Listed records
==============================
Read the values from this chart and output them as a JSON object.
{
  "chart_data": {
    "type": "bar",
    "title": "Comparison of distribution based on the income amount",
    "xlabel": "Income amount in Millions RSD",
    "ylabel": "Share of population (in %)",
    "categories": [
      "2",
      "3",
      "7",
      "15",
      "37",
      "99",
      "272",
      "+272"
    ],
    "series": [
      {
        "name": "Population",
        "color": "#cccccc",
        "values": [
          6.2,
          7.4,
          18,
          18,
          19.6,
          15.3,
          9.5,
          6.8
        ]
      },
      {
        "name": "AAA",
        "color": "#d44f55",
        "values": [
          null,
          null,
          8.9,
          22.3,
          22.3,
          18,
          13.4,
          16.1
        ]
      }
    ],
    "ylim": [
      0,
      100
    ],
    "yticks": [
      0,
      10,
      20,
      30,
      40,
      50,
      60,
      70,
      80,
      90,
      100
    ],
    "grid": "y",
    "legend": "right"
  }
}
==============================
Exercise brief
Transcribe the material above word for word.

Expected answer
Read the values from this chart and output them as a JSON object.
{
  "chart_data": {
    "type": "bar",
    "title": "Comparison of distribution based on the income amount",
    "xlabel": "Income amount in Millions RSD",
    "ylabel": "Share of population (in %)",
    "categories": [
      "2",
      "3",
      "7",
      "15",
      "37",
      "99",
      "272",
      "+272"
    ],
    "series": [
      {
        "name": "Population",
        "color": "#cccccc",
        "values": [
          6.2,
          7.4,
          18,
          18,
          19.6,
          15.3,
          9.5,
          6.8
        ]
      },
      {
        "name": "AAA",
        "color": "#d44f55",
        "values": [
          null,
          null,
          8.9,
          22.3,
          22.3,
          18,
          13.4,
          16.1
        ]
      }
    ],
    "ylim": [
      0,
      100
    ],
    "yticks": [
      0,
      10,
      20,
      30,
      40,
      50,
      60,
      70,
      80,
      90,
      100
    ],
    "grid": "y",
    "legend": "right"
  }
}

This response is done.